* [演習課題]:
• 1. ページ抜粋で、回答者が所属しているとされる大学を、記載されているとおりにすべて挙げてください。
• 2. ページ抜粋で相談者が述べている、本文訳との一致の程度はどれくらいですか。

* [ページ抜粋]:
◆ ◆ ◆ ◆ ◆ ◆ ◆

読めるのに解答が上手く噛み合わないこと
UniLink利用者の80%以上は、難関大学を志望する受験生です。これまでのデータから、偏差値の高いユーザーほど毎日UniLinkアプリを起動することが分かっています。
り
相談。
教材を解いているときに本文や内容の理解は以前より出来るが問題の正答率は上がらない。
内容。
英語リーディング、現代文を始めとしたすべての科目において解いているときに本文についての理解は大体できています。→本文訳との一致は8割〜7割です。
しかし、問題との照らし合せが上手くいかず成績も伸びなくて手つかずになっています。
問題との照らし合せと内容をまとめて考えることが苦手です。
簡単な例)日本では、アメリカに比べて保険料が安い上に救急車も呼んで運んでもらうのは公共サービスの一部だ。
問)なぜ日本は救急車がよく行き来しているのか?
このような感じで自分でまとめて答える系統のが苦手なので、回答者様の思考のまとめ方や考え方、取り組み方を教えていただきたいです。
よろしくお願いいたします。
回答
たけなわ
すべての回答者は、学生証などを使用してUniLinkによって審査された東大・京大・慶應・早稲田・一橋・東工大・旧帝大のいずれかに所属する現役難関大生です。加えて、実際の回答をUniLinkが確認して一定の水準をクリアした合格者だけが登録できる仕組みとなっています。
以下、ご提示いただいた例をもとに考えてみます。もっとも、私はプロではない(むしろド素人です)ので、以下に書いたことが正しい保証は一切ありません。あくまで、思考過程の参考として、お読みいただけると幸いです。
1.思考過程の一例
まず、問題文を要素ごとに分解します。ここでは、「日本は救急車がよく行き来している」という部分を、①「日本は」、②「救急車がよく行き来している」、の二つに分けてみます。
①に関して、日本の特徴・状況についての情報を本文中に探します。㋐「アメリカに比べて保険料が安い」ことと、㋑「救急車も呼んで運んでもらうのは公共サービスの一部だ」ということが挙げられています。㋐については、医療保険は、保険機関に一定の金額(保険料)を納付すれば、思わぬ病気やけがで入院したり手術を受けたりした場合に、その医療費の一部を賄ってもらえるという制度です。なので、「アメリカに比べて保険料が安い」ということは、すなわち、アメリカに比べ、日本では医療サービスを利用する経済的なハードルが低いということを意味します。㋑については、公共サービスの例として、電車やバスなどの公共交通機関などが思い浮かぶと思います。これらは、言い換えれば誰でも利用できるサービスです。なので、日本では「救急車も呼んで運んでもらうのは公共サービスの一部だ」ということは、すなわち、日本では、誰でも救急車で治療を受けながら病院まで運んでもらえるサービスを利用できるということを意味します。

◆ ◆ ◆ ◆ ◆ ◆ ◆

* [検討用データ]:
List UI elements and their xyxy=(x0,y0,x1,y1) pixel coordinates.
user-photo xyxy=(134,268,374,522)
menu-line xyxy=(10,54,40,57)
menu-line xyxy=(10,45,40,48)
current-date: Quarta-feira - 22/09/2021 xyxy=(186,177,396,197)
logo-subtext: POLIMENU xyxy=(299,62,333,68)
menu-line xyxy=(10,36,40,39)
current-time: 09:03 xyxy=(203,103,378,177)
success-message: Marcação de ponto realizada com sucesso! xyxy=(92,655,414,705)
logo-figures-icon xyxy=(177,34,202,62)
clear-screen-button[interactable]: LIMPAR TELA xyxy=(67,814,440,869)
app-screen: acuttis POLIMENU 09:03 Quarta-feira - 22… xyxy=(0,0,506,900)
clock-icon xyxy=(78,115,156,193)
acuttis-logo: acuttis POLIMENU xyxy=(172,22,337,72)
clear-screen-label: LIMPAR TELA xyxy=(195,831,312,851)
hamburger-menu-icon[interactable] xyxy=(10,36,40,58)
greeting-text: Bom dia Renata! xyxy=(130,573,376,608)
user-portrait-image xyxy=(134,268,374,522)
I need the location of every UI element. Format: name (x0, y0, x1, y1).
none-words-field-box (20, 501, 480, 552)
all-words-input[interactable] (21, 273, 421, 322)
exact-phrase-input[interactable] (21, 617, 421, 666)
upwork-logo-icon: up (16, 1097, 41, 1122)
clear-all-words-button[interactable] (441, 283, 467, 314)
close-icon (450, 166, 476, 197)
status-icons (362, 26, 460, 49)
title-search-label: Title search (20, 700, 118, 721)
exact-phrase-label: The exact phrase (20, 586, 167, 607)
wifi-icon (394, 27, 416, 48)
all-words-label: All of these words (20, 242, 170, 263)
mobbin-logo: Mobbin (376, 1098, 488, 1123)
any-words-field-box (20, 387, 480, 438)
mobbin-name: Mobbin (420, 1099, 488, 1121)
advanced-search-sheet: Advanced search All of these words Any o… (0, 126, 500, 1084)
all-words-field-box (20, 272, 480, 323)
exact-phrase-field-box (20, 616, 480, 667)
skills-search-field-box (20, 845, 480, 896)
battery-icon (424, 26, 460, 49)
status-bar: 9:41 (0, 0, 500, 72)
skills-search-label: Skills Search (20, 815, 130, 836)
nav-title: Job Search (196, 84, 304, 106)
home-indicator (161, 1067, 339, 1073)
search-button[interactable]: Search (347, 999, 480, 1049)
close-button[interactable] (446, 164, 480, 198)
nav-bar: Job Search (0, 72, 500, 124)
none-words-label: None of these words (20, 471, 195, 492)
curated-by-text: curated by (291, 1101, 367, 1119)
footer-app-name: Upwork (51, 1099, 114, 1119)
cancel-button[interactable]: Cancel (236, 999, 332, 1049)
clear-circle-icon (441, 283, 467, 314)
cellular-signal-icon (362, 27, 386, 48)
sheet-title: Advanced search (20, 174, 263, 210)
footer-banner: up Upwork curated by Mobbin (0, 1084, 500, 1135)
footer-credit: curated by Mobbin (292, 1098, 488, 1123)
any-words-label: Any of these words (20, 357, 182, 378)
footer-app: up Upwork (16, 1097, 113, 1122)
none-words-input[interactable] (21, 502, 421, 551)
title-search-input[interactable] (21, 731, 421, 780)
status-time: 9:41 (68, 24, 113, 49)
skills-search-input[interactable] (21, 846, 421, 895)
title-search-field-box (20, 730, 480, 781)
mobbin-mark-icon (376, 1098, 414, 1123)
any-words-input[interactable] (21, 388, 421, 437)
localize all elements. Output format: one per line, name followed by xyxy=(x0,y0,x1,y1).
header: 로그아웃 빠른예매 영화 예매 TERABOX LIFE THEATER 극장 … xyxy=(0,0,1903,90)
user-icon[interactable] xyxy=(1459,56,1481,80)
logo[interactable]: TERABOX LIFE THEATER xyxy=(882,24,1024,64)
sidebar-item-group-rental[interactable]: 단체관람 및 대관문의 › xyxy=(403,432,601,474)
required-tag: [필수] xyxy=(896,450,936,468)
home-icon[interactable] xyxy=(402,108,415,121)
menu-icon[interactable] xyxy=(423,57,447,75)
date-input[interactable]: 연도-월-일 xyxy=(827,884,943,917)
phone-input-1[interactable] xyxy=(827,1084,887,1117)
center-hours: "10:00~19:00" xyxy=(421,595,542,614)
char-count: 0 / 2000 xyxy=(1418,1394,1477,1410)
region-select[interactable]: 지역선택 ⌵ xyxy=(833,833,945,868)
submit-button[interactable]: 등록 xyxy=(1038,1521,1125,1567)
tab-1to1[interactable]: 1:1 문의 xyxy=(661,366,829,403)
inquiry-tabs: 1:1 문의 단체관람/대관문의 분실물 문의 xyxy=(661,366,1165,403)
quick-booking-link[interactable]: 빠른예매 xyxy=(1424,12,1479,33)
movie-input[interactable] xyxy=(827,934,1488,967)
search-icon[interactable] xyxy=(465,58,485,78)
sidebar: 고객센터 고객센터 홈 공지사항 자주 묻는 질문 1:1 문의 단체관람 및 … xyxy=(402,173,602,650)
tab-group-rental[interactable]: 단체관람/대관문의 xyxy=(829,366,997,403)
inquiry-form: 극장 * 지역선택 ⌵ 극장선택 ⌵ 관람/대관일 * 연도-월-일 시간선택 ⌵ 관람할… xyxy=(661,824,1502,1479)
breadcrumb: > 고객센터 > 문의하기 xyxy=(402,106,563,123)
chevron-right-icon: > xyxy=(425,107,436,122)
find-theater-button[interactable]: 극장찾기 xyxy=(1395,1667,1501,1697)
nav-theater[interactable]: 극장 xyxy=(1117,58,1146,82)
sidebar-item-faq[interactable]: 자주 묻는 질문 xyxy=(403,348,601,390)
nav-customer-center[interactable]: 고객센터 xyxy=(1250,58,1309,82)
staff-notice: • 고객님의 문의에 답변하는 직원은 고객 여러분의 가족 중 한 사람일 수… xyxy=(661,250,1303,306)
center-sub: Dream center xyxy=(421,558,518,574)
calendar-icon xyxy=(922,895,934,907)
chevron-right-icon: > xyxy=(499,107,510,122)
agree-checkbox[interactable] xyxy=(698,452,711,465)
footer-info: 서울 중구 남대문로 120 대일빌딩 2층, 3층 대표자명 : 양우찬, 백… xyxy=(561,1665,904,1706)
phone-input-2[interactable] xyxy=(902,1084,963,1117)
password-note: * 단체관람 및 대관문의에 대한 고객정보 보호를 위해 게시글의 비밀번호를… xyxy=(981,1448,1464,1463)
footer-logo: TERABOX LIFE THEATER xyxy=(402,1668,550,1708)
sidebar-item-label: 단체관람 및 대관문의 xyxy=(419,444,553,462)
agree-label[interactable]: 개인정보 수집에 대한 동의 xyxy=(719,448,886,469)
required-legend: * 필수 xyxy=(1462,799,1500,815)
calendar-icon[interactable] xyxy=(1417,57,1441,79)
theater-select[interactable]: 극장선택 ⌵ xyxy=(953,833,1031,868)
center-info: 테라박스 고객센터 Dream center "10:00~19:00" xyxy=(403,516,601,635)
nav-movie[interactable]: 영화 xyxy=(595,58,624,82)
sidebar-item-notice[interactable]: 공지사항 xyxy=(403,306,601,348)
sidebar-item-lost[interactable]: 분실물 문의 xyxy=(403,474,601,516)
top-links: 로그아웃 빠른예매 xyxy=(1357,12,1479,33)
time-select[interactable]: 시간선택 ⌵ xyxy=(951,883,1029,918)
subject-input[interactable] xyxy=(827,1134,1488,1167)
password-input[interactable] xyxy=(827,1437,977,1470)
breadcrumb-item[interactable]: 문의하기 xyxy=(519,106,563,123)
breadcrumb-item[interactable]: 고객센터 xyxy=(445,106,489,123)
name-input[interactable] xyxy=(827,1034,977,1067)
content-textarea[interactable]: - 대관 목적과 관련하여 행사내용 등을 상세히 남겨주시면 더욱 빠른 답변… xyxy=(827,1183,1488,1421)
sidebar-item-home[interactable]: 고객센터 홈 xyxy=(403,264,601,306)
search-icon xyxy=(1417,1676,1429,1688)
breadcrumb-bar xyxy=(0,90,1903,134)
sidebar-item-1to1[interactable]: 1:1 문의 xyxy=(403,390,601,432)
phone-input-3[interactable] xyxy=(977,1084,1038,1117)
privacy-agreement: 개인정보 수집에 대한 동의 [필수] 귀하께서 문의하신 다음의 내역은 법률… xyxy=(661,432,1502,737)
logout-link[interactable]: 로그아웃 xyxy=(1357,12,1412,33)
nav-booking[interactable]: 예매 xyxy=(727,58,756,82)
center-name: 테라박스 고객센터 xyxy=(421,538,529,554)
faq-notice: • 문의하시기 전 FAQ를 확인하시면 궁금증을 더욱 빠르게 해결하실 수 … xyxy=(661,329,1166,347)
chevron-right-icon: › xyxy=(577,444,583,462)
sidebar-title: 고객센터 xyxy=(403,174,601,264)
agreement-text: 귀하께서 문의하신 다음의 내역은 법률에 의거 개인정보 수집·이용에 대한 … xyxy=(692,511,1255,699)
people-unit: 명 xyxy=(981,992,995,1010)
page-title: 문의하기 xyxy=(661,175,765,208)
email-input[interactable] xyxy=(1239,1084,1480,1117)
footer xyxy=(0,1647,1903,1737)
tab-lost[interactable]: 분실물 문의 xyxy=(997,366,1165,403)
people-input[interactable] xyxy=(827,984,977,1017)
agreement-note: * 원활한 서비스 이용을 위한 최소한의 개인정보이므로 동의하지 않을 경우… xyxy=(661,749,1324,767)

◆ ◆ ◆ ◆ ◆ ◆ ◆

* [解答例]:
• 1. 東大、京大、慶應、早稲田、一橋、東工大、旧帝大

• 2. 8割〜7割です。